> _EXTRACTED INFORMATION_:
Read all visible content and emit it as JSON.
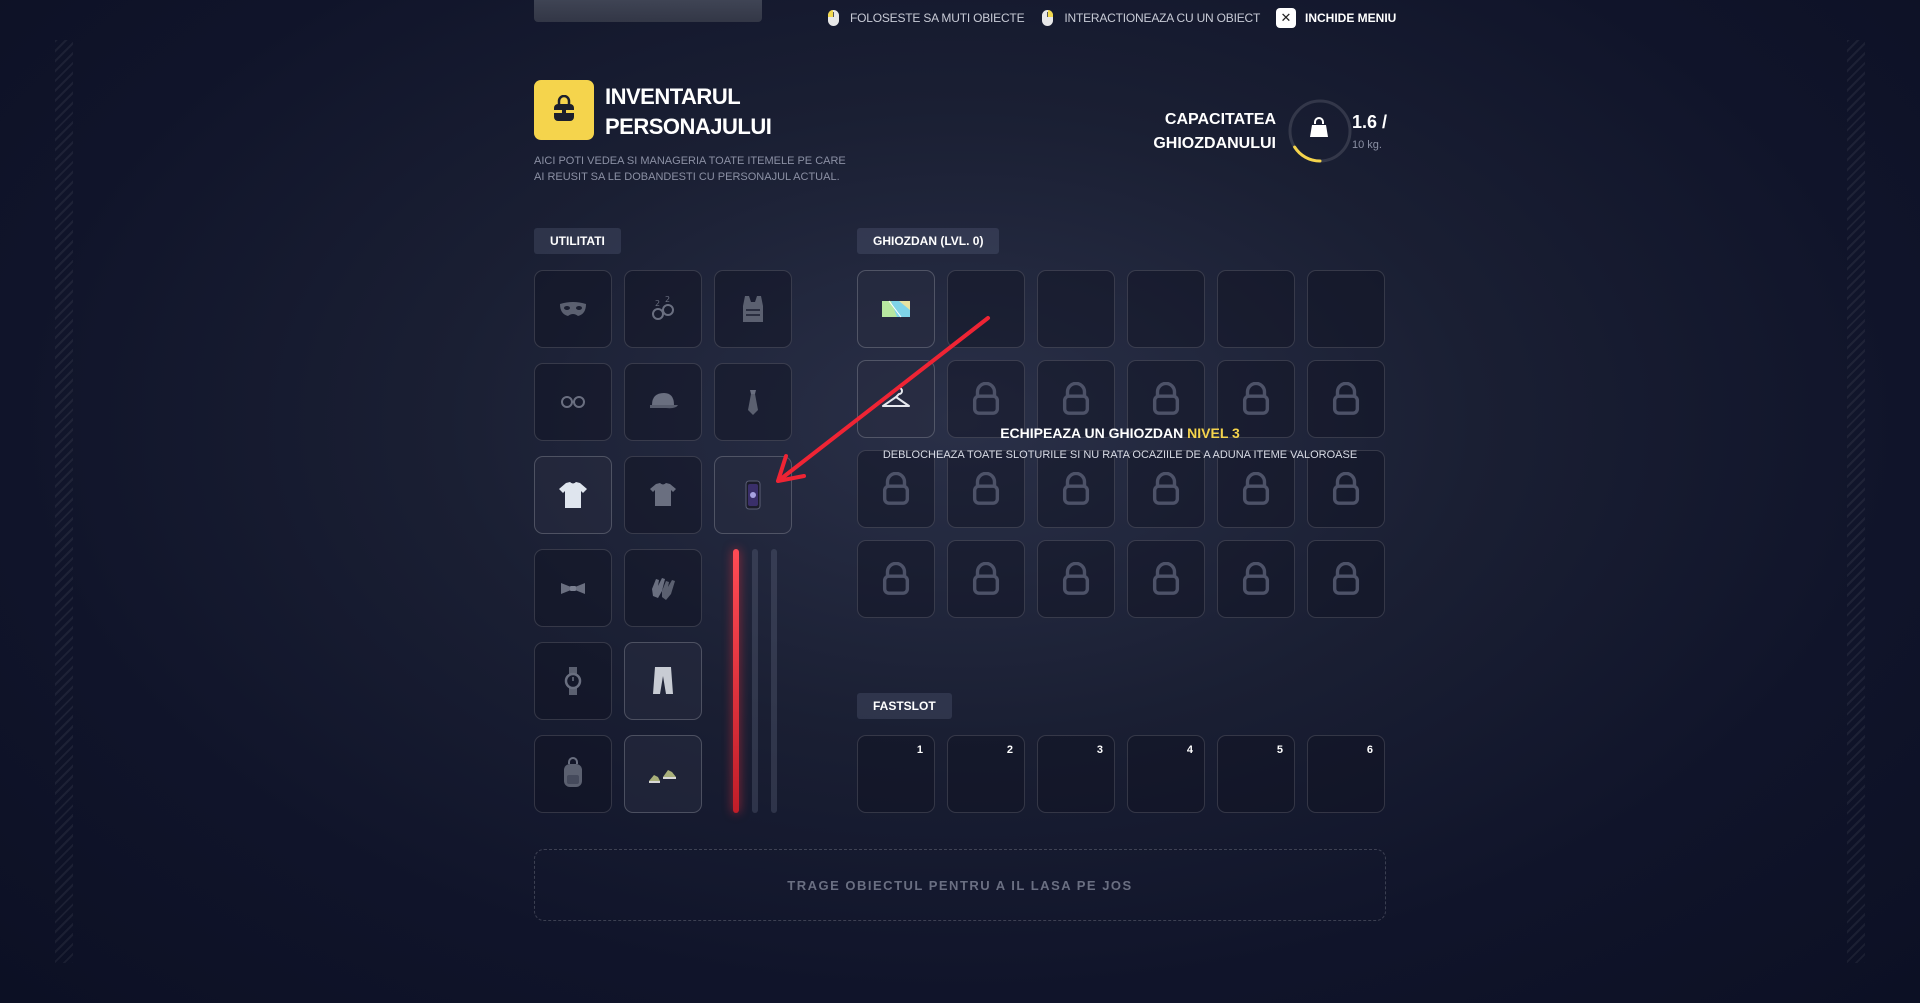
{
  "hints": [
    {
      "label": "FOLOSESTE SA MUTI OBIECTE",
      "icon": "mouse-left-icon"
    },
    {
      "label": "INTERACTIONEAZA CU UN OBIECT",
      "icon": "mouse-right-icon"
    }
  ],
  "close_menu": {
    "label": "INCHIDE MENIU",
    "icon": "close-icon"
  },
  "header": {
    "title_line1": "INVENTARUL",
    "title_line2": "PERSONAJULUI",
    "subtitle": "AICI POTI VEDEA SI MANAGERIA TOATE ITEMELE PE CARE AI REUSIT SA LE DOBANDESTI CU PERSONAJUL ACTUAL."
  },
  "capacity": {
    "label_line1": "CAPACITATEA",
    "label_line2": "GHIOZDANULUI",
    "value": "1.6 /",
    "max": "10 kg.",
    "fill_fraction": 0.16
  },
  "utilities": {
    "tag": "UTILITATI",
    "slots": [
      {
        "icon": "mask-icon"
      },
      {
        "icon": "earrings-icon"
      },
      {
        "icon": "vest-icon"
      },
      {
        "icon": "glasses-icon"
      },
      {
        "icon": "cap-icon"
      },
      {
        "icon": "tie-icon"
      },
      {
        "icon": "tshirt-white-icon"
      },
      {
        "icon": "tshirt-icon"
      },
      {
        "icon": "phone-icon"
      },
      {
        "icon": "bowtie-icon"
      },
      {
        "icon": "gloves-icon"
      },
      {
        "icon": "watch-icon"
      },
      {
        "icon": "pants-icon"
      },
      {
        "icon": "backpack-icon"
      },
      {
        "icon": "shoes-icon"
      }
    ]
  },
  "backpack": {
    "tag": "GHIOZDAN (LVL. 0)",
    "locked_message": "ECHIPEAZA UN GHIOZDAN",
    "locked_level": "NIVEL 3",
    "locked_sub": "DEBLOCHEAZA TOATE SLOTURILE SI NU RATA OCAZIILE DE A ADUNA ITEME VALOROASE"
  },
  "fastslot": {
    "tag": "FASTSLOT",
    "slots": [
      "1",
      "2",
      "3",
      "4",
      "5",
      "6"
    ]
  },
  "drop_zone": "TRAGE OBIECTUL PENTRU A IL LASA PE JOS",
  "colors": {
    "accent": "#f5d44c",
    "danger": "#e8303a"
  }
}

> _PROBLEM TO WORK ON_: Pictures don't belong in the copy. Transcribe every record exactly as it appears.

> _WORKED SOLUTION_:
Read all visible content and emit it as JSON.
{
  "hints": [
    {
      "label": "FOLOSESTE SA MUTI OBIECTE",
      "icon": "mouse-left-icon"
    },
    {
      "label": "INTERACTIONEAZA CU UN OBIECT",
      "icon": "mouse-right-icon"
    }
  ],
  "close_menu": {
    "label": "INCHIDE MENIU",
    "icon": "close-icon"
  },
  "header": {
    "title_line1": "INVENTARUL",
    "title_line2": "PERSONAJULUI",
    "subtitle": "AICI POTI VEDEA SI MANAGERIA TOATE ITEMELE PE CARE AI REUSIT SA LE DOBANDESTI CU PERSONAJUL ACTUAL."
  },
  "capacity": {
    "label_line1": "CAPACITATEA",
    "label_line2": "GHIOZDANULUI",
    "value": "1.6 /",
    "max": "10 kg.",
    "fill_fraction": 0.16
  },
  "utilities": {
    "tag": "UTILITATI",
    "slots": [
      {
        "icon": "mask-icon"
      },
      {
        "icon": "earrings-icon"
      },
      {
        "icon": "vest-icon"
      },
      {
        "icon": "glasses-icon"
      },
      {
        "icon": "cap-icon"
      },
      {
        "icon": "tie-icon"
      },
      {
        "icon": "tshirt-white-icon"
      },
      {
        "icon": "tshirt-icon"
      },
      {
        "icon": "phone-icon"
      },
      {
        "icon": "bowtie-icon"
      },
      {
        "icon": "gloves-icon"
      },
      {
        "icon": "watch-icon"
      },
      {
        "icon": "pants-icon"
      },
      {
        "icon": "backpack-icon"
      },
      {
        "icon": "shoes-icon"
      }
    ]
  },
  "backpack": {
    "tag": "GHIOZDAN (LVL. 0)",
    "locked_message": "ECHIPEAZA UN GHIOZDAN",
    "locked_level": "NIVEL 3",
    "locked_sub": "DEBLOCHEAZA TOATE SLOTURILE SI NU RATA OCAZIILE DE A ADUNA ITEME VALOROASE"
  },
  "fastslot": {
    "tag": "FASTSLOT",
    "slots": [
      "1",
      "2",
      "3",
      "4",
      "5",
      "6"
    ]
  },
  "drop_zone": "TRAGE OBIECTUL PENTRU A IL LASA PE JOS",
  "colors": {
    "accent": "#f5d44c",
    "danger": "#e8303a"
  }
}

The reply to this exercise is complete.